*** STORED ROWS ***
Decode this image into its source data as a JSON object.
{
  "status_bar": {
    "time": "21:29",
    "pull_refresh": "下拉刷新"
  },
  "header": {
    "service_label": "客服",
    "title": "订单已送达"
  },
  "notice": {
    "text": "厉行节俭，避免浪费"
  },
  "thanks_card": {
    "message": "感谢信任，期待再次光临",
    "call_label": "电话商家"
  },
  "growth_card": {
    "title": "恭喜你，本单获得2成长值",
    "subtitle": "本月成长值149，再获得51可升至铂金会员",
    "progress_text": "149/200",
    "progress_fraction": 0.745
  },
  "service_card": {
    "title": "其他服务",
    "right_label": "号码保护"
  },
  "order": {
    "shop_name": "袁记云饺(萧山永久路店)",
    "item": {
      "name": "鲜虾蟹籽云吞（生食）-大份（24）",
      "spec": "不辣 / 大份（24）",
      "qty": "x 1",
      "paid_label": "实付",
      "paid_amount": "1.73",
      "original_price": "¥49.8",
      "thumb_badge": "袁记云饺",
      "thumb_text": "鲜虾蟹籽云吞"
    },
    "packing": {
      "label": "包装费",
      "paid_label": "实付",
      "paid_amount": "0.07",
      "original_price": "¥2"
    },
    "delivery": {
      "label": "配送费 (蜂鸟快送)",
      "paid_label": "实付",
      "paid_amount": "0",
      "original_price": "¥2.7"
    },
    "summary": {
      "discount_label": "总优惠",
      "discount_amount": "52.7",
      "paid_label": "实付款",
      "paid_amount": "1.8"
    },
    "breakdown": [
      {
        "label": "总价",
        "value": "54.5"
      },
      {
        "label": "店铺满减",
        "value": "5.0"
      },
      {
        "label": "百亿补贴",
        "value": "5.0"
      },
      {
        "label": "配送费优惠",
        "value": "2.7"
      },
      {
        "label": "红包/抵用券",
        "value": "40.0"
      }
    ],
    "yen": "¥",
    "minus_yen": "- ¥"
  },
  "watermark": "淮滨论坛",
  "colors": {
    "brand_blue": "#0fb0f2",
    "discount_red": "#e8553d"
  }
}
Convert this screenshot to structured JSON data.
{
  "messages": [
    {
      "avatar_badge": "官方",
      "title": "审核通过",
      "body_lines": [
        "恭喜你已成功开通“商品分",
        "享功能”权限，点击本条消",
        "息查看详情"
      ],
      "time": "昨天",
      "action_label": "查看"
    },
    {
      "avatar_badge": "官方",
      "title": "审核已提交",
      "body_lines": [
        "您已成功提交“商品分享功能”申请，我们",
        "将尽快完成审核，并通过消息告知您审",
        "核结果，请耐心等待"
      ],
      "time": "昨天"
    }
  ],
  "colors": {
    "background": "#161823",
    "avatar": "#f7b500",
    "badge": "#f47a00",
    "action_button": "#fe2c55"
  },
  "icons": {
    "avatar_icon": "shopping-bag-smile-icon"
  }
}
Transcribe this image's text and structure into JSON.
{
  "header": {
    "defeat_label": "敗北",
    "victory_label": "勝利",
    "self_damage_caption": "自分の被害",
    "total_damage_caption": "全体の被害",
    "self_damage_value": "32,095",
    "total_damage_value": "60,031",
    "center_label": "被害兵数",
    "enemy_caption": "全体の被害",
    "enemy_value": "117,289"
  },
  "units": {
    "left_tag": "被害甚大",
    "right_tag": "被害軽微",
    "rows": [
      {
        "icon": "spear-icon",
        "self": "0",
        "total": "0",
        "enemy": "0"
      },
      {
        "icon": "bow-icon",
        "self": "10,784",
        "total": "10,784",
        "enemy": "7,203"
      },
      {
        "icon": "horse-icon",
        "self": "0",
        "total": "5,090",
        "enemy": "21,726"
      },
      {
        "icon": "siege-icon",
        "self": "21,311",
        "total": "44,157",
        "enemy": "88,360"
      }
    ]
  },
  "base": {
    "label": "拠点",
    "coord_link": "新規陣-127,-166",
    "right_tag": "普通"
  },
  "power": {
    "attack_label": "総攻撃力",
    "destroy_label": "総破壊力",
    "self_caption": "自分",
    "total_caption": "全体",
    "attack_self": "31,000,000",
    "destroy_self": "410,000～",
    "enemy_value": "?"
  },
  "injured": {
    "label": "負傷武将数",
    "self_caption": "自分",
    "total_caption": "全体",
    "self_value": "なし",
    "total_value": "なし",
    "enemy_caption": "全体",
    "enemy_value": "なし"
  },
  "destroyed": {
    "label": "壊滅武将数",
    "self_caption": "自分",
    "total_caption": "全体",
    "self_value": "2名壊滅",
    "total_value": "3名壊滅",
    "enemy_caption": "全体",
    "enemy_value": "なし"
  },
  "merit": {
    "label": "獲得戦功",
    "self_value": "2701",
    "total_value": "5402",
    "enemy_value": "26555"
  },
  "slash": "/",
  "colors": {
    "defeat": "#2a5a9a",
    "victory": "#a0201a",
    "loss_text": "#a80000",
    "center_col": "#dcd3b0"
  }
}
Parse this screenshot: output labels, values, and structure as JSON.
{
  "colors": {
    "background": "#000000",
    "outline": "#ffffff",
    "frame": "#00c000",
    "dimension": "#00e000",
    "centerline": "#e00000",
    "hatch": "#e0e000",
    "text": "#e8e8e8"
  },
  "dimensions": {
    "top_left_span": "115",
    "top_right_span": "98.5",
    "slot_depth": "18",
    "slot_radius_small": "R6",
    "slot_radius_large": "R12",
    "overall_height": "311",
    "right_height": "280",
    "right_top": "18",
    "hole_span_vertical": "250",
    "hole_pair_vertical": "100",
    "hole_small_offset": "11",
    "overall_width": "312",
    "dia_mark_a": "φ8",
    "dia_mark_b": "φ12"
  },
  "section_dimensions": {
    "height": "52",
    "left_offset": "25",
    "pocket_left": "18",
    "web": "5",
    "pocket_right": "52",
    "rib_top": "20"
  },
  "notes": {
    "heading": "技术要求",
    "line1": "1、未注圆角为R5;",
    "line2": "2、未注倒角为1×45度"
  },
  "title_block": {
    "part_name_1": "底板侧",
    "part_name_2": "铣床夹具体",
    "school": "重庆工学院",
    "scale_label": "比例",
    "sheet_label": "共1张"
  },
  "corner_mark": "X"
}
***
**WHAT NEEDS TO BE DONE**.
From the listing, copy every line where the string "screenshot" appears.

**TASK RESULT**.
Convert this screenshot to structured JSON data.
Parse this screenshot: output labels, values, and structure as JSON.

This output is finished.